======== Exercise input

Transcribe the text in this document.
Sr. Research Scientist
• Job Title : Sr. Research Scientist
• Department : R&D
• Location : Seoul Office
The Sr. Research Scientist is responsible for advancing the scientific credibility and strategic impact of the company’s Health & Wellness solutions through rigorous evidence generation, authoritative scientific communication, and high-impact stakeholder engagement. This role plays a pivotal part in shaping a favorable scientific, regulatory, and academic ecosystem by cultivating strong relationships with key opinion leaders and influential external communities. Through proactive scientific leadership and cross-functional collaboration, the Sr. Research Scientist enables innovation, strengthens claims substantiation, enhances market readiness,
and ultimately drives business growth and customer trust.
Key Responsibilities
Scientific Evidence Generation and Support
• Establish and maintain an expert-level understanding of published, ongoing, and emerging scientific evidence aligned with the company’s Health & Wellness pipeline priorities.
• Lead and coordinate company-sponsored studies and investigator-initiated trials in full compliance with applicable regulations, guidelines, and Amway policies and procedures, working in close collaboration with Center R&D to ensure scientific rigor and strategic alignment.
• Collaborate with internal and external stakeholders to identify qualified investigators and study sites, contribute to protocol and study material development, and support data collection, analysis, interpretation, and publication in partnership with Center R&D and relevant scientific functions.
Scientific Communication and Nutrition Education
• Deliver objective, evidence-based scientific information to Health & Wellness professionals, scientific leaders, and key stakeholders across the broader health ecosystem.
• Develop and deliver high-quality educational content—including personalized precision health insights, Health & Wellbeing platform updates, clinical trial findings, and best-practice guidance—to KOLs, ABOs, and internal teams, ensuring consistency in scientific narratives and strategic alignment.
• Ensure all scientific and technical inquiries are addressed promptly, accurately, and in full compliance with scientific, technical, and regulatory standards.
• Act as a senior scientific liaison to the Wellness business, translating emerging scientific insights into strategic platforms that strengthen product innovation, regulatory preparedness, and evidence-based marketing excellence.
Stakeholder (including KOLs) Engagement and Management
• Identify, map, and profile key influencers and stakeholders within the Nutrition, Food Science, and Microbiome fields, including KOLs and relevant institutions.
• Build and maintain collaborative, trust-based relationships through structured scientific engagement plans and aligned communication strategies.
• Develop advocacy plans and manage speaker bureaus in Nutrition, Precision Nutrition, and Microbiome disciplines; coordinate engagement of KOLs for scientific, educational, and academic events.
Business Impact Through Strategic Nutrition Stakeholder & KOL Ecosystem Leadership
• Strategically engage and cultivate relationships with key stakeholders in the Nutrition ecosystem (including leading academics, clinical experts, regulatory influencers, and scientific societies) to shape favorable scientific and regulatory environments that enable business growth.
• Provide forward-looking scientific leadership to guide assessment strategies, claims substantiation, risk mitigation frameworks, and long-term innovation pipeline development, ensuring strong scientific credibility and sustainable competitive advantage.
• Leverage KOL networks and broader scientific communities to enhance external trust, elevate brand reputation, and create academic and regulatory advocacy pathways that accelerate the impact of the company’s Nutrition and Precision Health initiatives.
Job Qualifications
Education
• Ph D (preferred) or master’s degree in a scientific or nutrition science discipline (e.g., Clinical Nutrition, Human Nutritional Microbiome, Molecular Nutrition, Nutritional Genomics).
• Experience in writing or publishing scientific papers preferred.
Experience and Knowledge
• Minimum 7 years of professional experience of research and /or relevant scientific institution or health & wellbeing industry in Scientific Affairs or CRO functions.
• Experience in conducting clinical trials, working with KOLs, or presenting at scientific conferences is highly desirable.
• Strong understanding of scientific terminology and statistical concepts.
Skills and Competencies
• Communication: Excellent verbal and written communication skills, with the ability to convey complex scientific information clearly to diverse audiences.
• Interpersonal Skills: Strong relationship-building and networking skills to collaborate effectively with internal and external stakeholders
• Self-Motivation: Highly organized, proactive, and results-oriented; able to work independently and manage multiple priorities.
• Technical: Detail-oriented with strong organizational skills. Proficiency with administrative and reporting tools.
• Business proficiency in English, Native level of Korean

================

Exercise description:
Look through the entries and find each line that has the string "plans". Copy those lines.

Result of this task:
• Build and maintain collaborative, trust-based relationships through structured scientific engagement plans and aligned communication strategies.
• Develop advocacy plans and manage speaker bureaus in Nutrition, Precision Nutrition, and Microbiome disciplines; coordinate engagement of KOLs for scientific, educational, and academic events.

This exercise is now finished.